— Start —

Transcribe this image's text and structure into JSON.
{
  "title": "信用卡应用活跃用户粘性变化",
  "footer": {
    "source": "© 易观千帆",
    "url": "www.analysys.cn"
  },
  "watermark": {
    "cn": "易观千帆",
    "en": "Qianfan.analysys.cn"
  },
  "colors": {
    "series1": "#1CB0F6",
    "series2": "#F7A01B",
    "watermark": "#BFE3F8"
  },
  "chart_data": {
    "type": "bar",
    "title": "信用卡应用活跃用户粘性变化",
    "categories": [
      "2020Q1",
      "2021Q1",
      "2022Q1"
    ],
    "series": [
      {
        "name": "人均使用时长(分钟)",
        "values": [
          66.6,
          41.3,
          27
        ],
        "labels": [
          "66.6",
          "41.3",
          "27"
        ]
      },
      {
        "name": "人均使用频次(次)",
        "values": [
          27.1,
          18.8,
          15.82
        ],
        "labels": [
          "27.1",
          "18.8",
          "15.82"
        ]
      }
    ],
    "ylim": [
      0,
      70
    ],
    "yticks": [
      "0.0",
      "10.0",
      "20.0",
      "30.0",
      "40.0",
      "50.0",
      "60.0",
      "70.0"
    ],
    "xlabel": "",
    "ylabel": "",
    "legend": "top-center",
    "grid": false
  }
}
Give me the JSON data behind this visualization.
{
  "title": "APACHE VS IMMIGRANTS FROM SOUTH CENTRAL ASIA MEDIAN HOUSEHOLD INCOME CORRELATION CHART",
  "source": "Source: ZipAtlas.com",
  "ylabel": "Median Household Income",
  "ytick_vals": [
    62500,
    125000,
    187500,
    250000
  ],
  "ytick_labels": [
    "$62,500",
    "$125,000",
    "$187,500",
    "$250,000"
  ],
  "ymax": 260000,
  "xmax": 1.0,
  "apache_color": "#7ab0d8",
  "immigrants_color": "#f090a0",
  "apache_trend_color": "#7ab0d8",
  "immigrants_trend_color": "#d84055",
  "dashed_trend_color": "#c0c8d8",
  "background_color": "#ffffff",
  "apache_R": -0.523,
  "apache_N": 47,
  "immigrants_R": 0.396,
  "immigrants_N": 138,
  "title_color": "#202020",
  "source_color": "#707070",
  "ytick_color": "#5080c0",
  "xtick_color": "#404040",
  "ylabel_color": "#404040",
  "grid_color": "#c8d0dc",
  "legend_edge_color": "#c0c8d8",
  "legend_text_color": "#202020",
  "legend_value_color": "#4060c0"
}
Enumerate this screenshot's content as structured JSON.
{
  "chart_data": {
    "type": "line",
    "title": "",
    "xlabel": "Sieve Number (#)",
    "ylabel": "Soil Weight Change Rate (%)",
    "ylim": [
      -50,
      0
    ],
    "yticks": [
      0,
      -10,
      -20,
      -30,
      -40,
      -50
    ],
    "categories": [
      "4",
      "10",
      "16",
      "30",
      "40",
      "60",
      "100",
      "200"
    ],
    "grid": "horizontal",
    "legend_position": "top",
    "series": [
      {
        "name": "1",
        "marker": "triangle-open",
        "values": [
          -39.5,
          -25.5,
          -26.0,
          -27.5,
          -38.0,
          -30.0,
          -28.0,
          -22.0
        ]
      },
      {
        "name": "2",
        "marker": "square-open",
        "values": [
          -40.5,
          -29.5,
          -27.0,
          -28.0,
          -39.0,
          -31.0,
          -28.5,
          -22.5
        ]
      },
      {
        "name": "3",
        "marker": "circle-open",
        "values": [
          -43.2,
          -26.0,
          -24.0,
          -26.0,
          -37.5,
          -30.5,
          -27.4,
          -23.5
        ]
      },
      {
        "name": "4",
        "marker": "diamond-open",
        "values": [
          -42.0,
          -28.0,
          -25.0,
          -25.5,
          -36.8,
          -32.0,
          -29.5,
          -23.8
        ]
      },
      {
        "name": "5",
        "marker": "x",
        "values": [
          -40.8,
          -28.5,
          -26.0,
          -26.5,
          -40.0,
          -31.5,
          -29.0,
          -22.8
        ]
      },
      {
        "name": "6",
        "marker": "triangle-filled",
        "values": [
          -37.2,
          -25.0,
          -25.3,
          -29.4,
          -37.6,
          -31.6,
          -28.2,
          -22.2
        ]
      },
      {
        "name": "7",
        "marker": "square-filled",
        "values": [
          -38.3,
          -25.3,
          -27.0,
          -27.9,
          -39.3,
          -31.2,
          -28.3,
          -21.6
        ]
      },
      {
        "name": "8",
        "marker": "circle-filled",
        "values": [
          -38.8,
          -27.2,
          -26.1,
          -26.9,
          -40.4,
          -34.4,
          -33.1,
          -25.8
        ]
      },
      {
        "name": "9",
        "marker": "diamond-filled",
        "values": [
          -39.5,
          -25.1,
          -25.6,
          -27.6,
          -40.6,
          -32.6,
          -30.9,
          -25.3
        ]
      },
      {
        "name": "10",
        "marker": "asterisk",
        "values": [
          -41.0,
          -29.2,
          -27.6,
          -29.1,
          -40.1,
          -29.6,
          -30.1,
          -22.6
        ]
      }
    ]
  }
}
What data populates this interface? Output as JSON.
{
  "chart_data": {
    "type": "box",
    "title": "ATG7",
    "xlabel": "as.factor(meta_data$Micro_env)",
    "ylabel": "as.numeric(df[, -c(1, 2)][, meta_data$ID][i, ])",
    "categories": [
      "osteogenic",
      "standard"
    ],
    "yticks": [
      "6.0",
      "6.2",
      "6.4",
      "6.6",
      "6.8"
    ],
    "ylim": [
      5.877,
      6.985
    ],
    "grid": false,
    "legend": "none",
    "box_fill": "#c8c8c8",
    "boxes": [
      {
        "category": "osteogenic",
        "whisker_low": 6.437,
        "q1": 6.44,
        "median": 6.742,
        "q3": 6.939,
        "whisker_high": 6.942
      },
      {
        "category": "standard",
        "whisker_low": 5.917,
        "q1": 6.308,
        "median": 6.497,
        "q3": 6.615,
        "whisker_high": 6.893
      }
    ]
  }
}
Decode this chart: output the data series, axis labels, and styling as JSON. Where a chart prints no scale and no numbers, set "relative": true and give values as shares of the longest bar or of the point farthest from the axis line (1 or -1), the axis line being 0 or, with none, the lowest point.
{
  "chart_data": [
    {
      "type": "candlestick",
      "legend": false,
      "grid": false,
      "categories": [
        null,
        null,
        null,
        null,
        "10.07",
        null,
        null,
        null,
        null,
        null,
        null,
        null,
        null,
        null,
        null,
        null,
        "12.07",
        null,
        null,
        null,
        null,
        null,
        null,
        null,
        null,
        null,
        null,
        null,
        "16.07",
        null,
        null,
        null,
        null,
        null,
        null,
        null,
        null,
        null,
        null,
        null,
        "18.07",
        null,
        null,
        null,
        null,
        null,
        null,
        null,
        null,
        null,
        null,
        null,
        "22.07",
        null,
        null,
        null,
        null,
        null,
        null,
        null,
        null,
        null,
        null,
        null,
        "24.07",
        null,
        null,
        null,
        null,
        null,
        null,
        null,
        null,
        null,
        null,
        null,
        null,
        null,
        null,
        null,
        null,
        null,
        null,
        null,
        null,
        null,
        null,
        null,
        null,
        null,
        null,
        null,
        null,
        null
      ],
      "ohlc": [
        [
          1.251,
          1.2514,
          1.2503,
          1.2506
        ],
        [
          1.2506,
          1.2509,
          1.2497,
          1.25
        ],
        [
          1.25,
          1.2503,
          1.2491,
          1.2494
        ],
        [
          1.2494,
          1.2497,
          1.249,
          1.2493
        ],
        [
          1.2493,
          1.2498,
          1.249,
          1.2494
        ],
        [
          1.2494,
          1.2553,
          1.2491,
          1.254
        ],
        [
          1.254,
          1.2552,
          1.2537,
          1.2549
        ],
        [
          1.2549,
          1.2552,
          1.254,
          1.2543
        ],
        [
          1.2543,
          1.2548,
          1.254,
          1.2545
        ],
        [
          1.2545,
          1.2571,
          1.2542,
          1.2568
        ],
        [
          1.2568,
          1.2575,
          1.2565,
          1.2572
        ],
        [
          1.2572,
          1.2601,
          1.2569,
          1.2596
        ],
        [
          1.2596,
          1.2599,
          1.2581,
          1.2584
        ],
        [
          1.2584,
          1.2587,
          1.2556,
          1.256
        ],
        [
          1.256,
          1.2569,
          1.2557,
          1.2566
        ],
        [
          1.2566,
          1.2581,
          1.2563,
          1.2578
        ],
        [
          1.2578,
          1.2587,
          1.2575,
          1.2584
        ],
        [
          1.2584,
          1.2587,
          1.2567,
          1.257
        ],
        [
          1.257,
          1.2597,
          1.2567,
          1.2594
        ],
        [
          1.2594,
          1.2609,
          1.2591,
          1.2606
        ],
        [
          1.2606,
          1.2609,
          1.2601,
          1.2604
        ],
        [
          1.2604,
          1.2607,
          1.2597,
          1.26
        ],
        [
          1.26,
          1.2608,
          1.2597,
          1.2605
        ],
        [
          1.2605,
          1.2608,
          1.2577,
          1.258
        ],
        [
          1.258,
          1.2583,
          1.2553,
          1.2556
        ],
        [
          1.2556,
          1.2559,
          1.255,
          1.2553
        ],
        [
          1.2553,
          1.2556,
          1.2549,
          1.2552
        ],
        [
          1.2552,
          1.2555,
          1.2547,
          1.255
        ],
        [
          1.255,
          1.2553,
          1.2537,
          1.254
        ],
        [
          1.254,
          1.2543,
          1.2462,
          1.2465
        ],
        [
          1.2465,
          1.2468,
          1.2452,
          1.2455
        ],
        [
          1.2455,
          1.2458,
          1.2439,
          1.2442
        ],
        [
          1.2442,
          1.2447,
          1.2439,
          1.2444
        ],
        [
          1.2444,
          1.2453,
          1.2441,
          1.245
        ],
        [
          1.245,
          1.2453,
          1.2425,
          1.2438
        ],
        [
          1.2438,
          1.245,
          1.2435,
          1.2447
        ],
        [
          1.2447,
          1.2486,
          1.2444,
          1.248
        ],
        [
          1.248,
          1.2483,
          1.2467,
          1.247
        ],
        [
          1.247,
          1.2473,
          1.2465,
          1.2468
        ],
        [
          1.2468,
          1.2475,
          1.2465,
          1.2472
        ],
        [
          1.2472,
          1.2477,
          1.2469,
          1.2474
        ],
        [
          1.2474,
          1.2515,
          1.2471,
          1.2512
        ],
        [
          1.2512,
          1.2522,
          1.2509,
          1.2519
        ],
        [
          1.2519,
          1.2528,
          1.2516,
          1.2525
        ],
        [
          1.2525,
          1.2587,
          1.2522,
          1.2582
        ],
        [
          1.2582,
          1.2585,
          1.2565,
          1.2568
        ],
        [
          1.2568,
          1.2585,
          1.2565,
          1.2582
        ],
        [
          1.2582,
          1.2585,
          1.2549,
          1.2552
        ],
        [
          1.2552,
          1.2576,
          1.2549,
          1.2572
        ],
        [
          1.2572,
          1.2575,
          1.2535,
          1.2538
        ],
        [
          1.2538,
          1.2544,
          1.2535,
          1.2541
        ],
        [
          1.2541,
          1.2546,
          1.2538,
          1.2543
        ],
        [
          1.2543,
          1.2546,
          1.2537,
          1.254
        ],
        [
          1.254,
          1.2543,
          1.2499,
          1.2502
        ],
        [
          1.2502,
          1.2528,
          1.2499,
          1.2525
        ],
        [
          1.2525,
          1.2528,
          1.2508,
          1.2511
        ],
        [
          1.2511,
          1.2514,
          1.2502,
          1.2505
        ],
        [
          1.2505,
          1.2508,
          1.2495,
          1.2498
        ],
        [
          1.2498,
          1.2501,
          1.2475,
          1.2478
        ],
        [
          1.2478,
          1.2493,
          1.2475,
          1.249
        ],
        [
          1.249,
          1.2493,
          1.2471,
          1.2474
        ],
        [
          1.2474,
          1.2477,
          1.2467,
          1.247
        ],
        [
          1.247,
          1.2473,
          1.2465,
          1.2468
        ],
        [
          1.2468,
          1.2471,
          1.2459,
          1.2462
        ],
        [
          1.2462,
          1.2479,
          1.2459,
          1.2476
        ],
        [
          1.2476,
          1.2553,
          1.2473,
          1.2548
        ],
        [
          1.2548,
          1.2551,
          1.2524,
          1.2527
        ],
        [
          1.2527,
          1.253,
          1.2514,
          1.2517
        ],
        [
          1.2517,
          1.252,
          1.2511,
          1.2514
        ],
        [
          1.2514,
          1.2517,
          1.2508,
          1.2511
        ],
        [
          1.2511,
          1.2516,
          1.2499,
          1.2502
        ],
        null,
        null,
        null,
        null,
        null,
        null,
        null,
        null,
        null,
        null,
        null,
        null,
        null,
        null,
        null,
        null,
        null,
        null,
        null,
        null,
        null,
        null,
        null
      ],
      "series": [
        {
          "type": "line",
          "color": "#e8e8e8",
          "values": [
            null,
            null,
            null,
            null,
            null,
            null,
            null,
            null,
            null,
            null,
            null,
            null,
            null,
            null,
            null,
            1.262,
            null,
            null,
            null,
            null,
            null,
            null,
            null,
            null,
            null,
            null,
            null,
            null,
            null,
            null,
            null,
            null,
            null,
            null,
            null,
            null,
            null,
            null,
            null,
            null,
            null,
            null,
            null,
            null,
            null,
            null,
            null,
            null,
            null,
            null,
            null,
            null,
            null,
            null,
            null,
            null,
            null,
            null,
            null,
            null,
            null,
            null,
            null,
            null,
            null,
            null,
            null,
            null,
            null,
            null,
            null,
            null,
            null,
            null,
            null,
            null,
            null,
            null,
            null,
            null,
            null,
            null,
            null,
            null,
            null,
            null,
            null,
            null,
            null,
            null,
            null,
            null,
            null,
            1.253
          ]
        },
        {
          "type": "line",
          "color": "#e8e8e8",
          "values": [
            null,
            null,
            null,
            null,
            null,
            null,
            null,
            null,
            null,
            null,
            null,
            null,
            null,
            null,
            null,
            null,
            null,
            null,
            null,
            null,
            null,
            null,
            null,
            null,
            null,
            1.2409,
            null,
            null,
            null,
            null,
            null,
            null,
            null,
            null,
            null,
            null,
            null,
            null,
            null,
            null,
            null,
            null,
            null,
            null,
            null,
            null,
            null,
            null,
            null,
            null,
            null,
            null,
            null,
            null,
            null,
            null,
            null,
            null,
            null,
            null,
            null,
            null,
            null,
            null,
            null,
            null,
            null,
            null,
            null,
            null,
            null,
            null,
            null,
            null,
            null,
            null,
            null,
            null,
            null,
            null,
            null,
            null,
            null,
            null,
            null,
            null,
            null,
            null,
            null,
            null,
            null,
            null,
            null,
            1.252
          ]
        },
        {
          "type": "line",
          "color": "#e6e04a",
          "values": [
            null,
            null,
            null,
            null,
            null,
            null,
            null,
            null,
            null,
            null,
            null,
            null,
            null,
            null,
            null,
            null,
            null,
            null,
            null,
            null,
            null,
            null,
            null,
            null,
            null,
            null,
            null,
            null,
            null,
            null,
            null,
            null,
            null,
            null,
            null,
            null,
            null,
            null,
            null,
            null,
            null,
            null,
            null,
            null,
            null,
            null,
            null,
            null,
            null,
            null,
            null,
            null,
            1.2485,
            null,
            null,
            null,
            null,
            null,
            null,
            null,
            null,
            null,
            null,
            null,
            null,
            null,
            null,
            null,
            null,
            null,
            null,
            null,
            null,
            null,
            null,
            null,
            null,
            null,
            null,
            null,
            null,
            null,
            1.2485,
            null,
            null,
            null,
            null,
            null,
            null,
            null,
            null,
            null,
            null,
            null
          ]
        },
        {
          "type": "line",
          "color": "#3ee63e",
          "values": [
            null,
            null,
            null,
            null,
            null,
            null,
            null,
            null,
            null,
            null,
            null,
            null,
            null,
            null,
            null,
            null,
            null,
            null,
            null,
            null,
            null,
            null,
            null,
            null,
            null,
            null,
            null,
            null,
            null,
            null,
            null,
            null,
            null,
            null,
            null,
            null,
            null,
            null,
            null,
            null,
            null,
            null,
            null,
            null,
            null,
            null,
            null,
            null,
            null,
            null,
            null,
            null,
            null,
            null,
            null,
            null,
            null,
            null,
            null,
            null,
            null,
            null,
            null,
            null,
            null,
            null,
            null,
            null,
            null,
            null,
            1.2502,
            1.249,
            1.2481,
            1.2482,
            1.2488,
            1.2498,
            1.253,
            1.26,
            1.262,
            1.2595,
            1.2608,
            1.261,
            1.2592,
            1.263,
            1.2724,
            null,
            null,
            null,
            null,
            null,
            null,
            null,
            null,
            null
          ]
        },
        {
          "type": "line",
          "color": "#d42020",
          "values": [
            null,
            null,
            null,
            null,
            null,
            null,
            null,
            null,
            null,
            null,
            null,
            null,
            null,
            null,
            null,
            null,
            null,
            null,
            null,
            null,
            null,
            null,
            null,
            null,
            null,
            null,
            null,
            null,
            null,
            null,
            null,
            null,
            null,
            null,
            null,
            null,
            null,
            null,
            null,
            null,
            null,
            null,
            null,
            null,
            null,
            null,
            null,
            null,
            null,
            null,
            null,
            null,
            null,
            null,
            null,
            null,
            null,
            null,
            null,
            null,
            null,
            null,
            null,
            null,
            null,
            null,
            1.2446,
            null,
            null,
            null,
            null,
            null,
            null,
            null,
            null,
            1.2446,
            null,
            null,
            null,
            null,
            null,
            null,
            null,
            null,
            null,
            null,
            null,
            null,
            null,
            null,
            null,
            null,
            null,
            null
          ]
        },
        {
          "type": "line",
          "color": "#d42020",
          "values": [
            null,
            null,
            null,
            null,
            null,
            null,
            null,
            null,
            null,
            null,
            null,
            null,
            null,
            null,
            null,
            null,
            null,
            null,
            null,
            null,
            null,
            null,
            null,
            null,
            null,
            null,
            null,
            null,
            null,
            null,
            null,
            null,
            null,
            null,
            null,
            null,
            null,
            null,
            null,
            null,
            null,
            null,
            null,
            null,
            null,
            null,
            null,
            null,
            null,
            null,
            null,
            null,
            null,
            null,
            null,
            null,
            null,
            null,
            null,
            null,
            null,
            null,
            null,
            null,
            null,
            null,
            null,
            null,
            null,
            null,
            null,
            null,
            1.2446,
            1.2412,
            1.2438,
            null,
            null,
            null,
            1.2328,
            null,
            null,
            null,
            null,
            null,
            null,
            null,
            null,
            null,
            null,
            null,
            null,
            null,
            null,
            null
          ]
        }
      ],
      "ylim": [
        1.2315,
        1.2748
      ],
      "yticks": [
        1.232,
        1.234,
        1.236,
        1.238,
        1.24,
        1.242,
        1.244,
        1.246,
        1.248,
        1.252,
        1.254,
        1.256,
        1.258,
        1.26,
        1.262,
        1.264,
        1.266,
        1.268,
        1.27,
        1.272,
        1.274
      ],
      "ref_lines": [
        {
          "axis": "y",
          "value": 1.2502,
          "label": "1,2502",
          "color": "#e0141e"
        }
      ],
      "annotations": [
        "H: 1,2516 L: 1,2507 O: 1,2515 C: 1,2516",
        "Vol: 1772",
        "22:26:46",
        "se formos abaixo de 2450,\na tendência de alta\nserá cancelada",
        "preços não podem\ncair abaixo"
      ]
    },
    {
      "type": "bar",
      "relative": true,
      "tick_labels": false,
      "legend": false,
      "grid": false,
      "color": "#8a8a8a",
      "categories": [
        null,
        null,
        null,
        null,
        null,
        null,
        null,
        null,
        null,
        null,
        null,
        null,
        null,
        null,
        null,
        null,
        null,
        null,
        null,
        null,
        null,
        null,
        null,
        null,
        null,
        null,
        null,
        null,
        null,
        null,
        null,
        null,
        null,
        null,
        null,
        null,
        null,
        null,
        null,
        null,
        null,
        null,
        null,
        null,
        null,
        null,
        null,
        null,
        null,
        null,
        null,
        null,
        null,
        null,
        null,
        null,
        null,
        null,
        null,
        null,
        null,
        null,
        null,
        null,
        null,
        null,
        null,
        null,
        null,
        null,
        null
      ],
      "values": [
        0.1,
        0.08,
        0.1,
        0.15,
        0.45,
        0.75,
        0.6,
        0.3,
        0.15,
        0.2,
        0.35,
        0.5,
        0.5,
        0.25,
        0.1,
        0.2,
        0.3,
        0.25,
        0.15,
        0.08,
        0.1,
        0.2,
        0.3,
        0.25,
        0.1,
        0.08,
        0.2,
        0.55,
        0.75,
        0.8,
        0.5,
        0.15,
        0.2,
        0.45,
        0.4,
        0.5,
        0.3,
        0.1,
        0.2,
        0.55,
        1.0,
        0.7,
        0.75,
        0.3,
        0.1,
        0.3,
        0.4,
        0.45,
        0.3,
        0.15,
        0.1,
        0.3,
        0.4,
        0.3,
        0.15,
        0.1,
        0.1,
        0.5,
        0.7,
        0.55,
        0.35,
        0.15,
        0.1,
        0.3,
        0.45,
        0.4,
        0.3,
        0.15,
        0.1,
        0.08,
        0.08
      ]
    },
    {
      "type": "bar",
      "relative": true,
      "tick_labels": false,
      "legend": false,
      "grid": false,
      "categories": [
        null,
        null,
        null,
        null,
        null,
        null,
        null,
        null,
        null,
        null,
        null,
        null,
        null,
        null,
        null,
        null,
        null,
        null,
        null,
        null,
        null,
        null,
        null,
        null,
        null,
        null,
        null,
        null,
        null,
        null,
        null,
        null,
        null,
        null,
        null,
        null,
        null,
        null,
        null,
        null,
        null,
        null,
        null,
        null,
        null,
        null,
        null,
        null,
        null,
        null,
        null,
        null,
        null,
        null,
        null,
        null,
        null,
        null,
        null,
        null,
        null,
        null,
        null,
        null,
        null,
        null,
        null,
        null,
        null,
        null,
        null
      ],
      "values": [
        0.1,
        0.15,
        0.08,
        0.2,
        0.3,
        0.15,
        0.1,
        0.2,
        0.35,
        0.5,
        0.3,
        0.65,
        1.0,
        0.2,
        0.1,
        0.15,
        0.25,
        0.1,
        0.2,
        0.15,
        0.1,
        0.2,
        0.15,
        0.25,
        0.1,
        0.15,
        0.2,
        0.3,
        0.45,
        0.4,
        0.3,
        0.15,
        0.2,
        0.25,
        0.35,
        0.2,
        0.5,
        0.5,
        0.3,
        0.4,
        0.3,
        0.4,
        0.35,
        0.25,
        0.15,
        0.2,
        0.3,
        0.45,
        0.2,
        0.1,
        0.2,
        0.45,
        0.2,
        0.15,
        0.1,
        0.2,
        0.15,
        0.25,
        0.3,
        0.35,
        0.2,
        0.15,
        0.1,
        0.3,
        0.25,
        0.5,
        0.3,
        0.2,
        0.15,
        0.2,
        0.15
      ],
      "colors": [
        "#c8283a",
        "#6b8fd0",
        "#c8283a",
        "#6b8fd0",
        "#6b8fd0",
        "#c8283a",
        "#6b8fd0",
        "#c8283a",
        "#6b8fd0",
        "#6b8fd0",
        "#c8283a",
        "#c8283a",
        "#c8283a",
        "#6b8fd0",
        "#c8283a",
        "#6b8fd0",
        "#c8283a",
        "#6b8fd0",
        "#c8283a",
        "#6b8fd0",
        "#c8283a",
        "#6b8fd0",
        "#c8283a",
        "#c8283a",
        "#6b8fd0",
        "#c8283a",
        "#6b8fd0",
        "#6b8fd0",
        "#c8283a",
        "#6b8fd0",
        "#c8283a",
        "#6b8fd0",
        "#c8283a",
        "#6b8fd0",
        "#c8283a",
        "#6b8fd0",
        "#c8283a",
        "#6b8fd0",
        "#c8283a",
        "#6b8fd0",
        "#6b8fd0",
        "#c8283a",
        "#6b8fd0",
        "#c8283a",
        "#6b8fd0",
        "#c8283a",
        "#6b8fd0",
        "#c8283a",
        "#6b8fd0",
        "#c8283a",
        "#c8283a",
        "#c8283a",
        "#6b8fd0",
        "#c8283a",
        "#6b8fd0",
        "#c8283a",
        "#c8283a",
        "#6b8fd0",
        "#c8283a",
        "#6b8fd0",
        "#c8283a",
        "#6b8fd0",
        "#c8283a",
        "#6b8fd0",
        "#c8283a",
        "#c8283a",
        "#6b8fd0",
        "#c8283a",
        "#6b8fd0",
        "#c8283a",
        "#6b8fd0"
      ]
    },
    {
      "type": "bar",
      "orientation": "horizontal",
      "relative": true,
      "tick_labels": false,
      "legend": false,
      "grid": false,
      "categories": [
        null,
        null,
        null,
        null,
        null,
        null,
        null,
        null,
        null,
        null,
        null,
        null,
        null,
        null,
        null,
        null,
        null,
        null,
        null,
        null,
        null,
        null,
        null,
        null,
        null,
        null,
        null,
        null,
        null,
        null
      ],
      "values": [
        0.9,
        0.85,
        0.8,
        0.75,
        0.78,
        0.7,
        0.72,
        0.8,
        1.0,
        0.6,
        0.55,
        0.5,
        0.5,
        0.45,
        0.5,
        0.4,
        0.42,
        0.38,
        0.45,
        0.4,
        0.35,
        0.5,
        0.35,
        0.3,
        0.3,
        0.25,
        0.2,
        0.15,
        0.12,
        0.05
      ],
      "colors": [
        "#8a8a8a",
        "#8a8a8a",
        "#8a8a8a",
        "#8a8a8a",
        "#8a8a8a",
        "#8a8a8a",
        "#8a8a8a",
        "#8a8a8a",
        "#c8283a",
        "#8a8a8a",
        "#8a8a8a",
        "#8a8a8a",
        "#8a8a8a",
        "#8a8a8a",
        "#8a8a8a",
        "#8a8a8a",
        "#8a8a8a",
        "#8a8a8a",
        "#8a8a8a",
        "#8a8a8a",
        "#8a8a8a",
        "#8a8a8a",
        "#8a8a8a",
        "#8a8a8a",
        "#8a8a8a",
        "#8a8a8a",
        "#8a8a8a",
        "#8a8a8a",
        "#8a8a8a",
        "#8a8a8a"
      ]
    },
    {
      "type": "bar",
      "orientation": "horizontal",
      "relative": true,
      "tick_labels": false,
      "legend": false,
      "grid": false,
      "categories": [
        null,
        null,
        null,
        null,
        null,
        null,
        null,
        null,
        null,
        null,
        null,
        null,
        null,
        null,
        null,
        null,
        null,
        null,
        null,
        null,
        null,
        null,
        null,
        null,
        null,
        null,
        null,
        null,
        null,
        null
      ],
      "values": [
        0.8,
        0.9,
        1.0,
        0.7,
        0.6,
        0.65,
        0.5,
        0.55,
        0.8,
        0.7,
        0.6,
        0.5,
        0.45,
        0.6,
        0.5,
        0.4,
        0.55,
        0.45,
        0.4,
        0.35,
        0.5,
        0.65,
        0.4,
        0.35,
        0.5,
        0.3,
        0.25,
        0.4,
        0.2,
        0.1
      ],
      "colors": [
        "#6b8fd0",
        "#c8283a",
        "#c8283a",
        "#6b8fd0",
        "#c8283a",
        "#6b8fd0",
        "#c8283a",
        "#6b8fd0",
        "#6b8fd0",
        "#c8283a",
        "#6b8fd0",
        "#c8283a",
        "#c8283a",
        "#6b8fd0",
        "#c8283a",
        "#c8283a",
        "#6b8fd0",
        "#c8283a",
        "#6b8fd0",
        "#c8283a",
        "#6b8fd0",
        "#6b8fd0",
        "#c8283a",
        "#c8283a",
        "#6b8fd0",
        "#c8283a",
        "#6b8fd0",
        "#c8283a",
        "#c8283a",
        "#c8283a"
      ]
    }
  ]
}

— End —

- **What you are asked to do**
Using the listing above, pull out all lines that hold the word "xlabel".

- **Final result**
    "xlabel": "",
    "xlabel": "Sieve Number (#)",
    "xlabel": "as.factor(meta_data$Micro_env)",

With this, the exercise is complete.